» Task set:
1. Answer these questions using the stability article:
(a) On what date was the article published?
(b) According to the "Overstable" section, when is code reviewed or updated?
(c) Which two kinds of systems does the conclusion say are in a "bad" state?
2. Retype the part of the stability article starting with "- Relatively few" and going on through "version changes)".

» Given text:

>>>>

Redefining Stability
Published on 2016-08-31
Defining stability is a hard problem due to many factors. I propose
the use of some guidelines and modifiers to describe various “stable”
systems to better describe their true state.
Common Points
- The software runs within its defined memory/cpu parameters
- The software does not crash under “normal” load
Understable
- There is some risk in using the service. Not all edge cases for the
API have been tested/bugfixed
- Deployments need monitoring by “that one person” who understands the
service deeply
- Subject to large or frequent code / API updates
- Using “new” or untested libraries, repeatedly updated (subject to
frequent deployments)
Stable
- Most edge-cases have been fixed for the API
- Engineering teams maintain and update the code regularly (as needed
or monthly)
- Relatively few updates to the business-logic code. The API is
versioned and/or tested for backwards compatibility
- Libraries are updated and the app is refactored to keep pace with
security updates and Engineering progress outside the app (e.g. database
version changes)
Overstable
- So “rock solid” that no one wants to touch it – it has “hairs” on it
in the form of bugfixes and all edge-cases have been handled in
code.
- Code is reviewed / updated only when absolutely necessary to prevent
catastrophic failures. Library and code updates are avoided.
- Would be considered “abandonware” in other contexts
- (Like understable) requires “that one person” who
understands the code to maintain it
Conclusions and Reasoning
Both under- and over-stable systems are in a “bad” state and are
something we should avoid.
Having truly Stable code means regularly reviewing or refactoring
code to account for new Engineering requirements or practices, fixing or
adding pieces as needed, and keeping the team’s understanding of the
code fresh.

<<<<

» Rows:
>>>>

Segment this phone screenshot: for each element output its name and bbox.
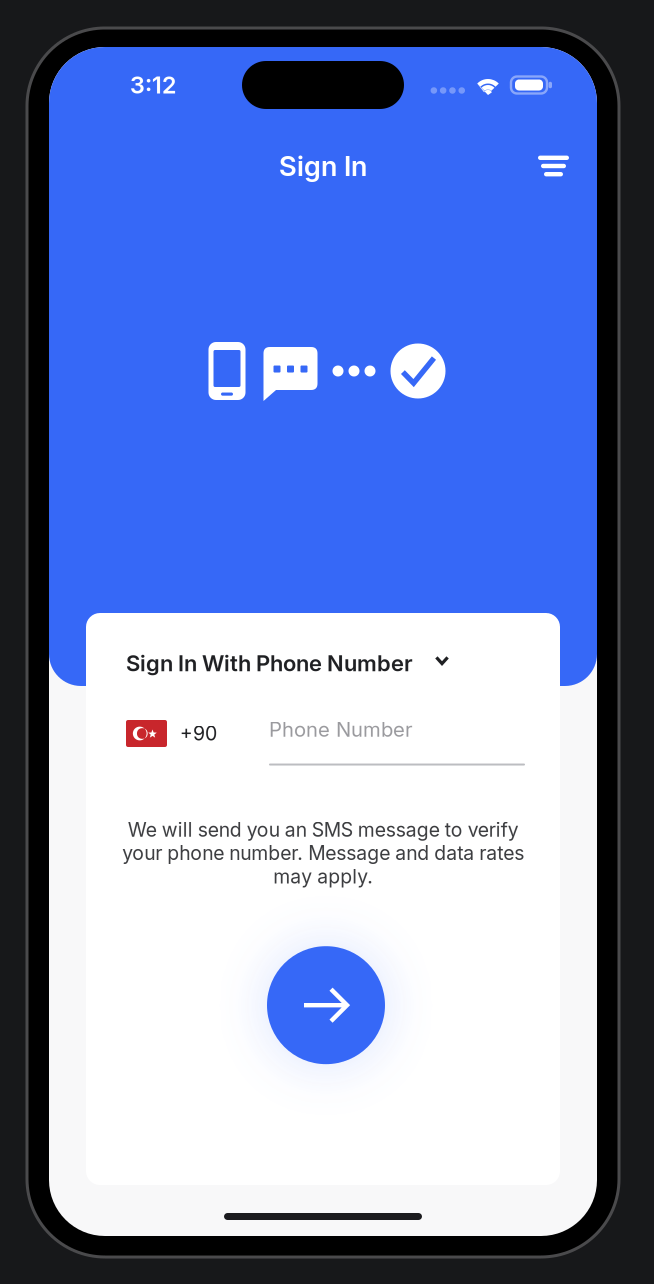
staticText: Phone Number	[269, 717, 413, 742]
staticText: Sign In With Phone Number	[126, 650, 413, 677]
staticText: We will send you an SMS message to verif…	[122, 818, 524, 888]
staticText: Sign In	[279, 150, 367, 183]
button[interactable]: +90	[126, 720, 217, 747]
staticText: 3:12	[130, 71, 176, 99]
button[interactable]: Menu	[525, 142, 582, 190]
button[interactable]: Continue	[267, 946, 385, 1064]
button[interactable]: Phone Number	[269, 717, 525, 766]
button[interactable]: Sign In With Phone Number	[126, 650, 456, 674]
staticText: +90	[180, 722, 217, 745]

<<<<

» Solutions to the tasks:
1.
(a) 2016-08-31
(b) Only when absolutely necessary to prevent catastrophic failures.
(c) Under-stable and over-stable systems.

2.
- Relatively few updates to the business-logic code. The API is
versioned and/or tested for backwards compatibility
- Libraries are updated and the app is refactored to keep pace with
security updates and Engineering progress outside the app (e.g. database
version changes)